▼

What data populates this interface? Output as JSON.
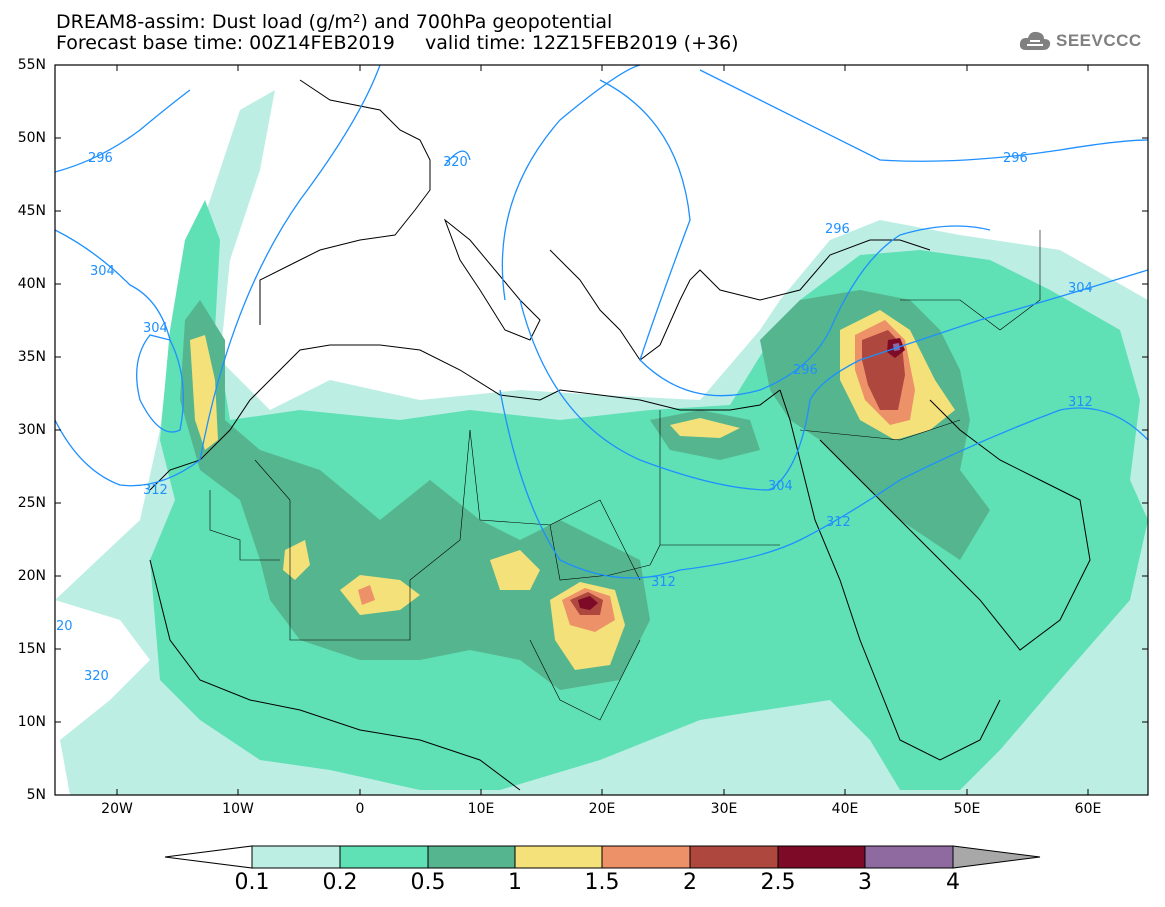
{
  "title": {
    "line1": "DREAM8-assim: Dust load (g/m²) and 700hPa geopotential",
    "line2": "Forecast base time: 00Z14FEB2019     valid time: 12Z15FEB2019 (+36)"
  },
  "logo": {
    "icon": "cloud-icon",
    "text": "SEEVCCC"
  },
  "axes": {
    "lat_ticks": [
      "55N",
      "50N",
      "45N",
      "40N",
      "35N",
      "30N",
      "25N",
      "20N",
      "15N",
      "10N",
      "5N"
    ],
    "lon_ticks": [
      "20W",
      "10W",
      "0",
      "10E",
      "20E",
      "30E",
      "40E",
      "50E",
      "60E"
    ]
  },
  "colorbar": {
    "labels": [
      "0.1",
      "0.2",
      "0.5",
      "1",
      "1.5",
      "2",
      "2.5",
      "3",
      "4"
    ],
    "colors": [
      "#bdeee4",
      "#5fe0b5",
      "#55b58e",
      "#f4e17a",
      "#ec9168",
      "#ae473e",
      "#7d0a27",
      "#8f6aa0",
      "#a8a8a8"
    ]
  },
  "contours": {
    "color": "#1e90ff",
    "labels": [
      "296",
      "296",
      "296",
      "296",
      "304",
      "304",
      "304",
      "304",
      "312",
      "312",
      "312",
      "312",
      "320",
      "320",
      "20"
    ]
  }
}
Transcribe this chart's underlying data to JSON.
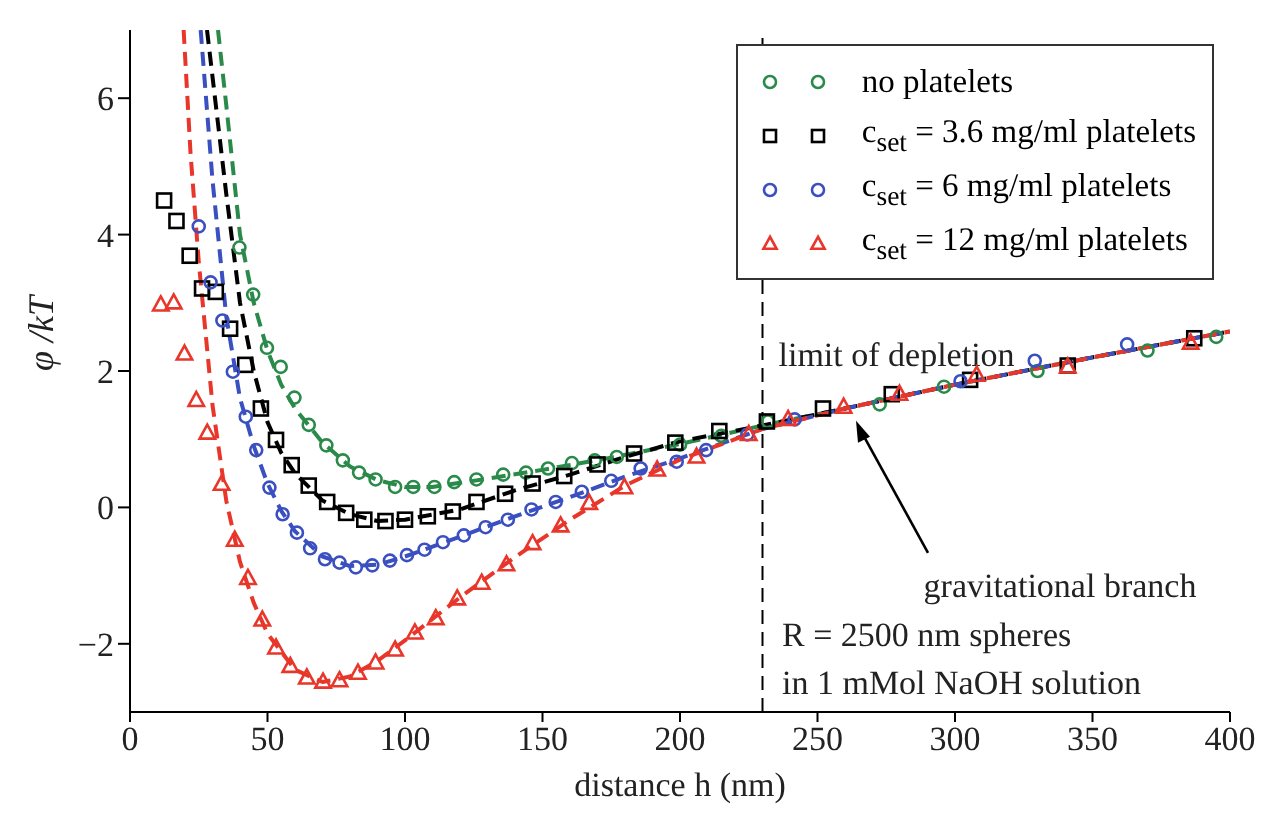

▲

Task directions. Repeat all the records above exactly, leaving out any pictures.

Finished exercise.
What data populates this interface? Output as JSON.
{
  "title": {
    "line1": "DREAM8-assim: Dust load (g/m²) and 700hPa geopotential",
    "line2": "Forecast base time: 00Z14FEB2019     valid time: 12Z15FEB2019 (+36)"
  },
  "logo": {
    "icon": "cloud-icon",
    "text": "SEEVCCC"
  },
  "axes": {
    "lat_ticks": [
      "55N",
      "50N",
      "45N",
      "40N",
      "35N",
      "30N",
      "25N",
      "20N",
      "15N",
      "10N",
      "5N"
    ],
    "lon_ticks": [
      "20W",
      "10W",
      "0",
      "10E",
      "20E",
      "30E",
      "40E",
      "50E",
      "60E"
    ]
  },
  "colorbar": {
    "labels": [
      "0.1",
      "0.2",
      "0.5",
      "1",
      "1.5",
      "2",
      "2.5",
      "3",
      "4"
    ],
    "colors": [
      "#bdeee4",
      "#5fe0b5",
      "#55b58e",
      "#f4e17a",
      "#ec9168",
      "#ae473e",
      "#7d0a27",
      "#8f6aa0",
      "#a8a8a8"
    ]
  },
  "contours": {
    "color": "#1e90ff",
    "labels": [
      "296",
      "296",
      "296",
      "296",
      "304",
      "304",
      "304",
      "304",
      "312",
      "312",
      "312",
      "312",
      "320",
      "320",
      "20"
    ]
  }
}
Transcribe this chart's underlying data to JSON.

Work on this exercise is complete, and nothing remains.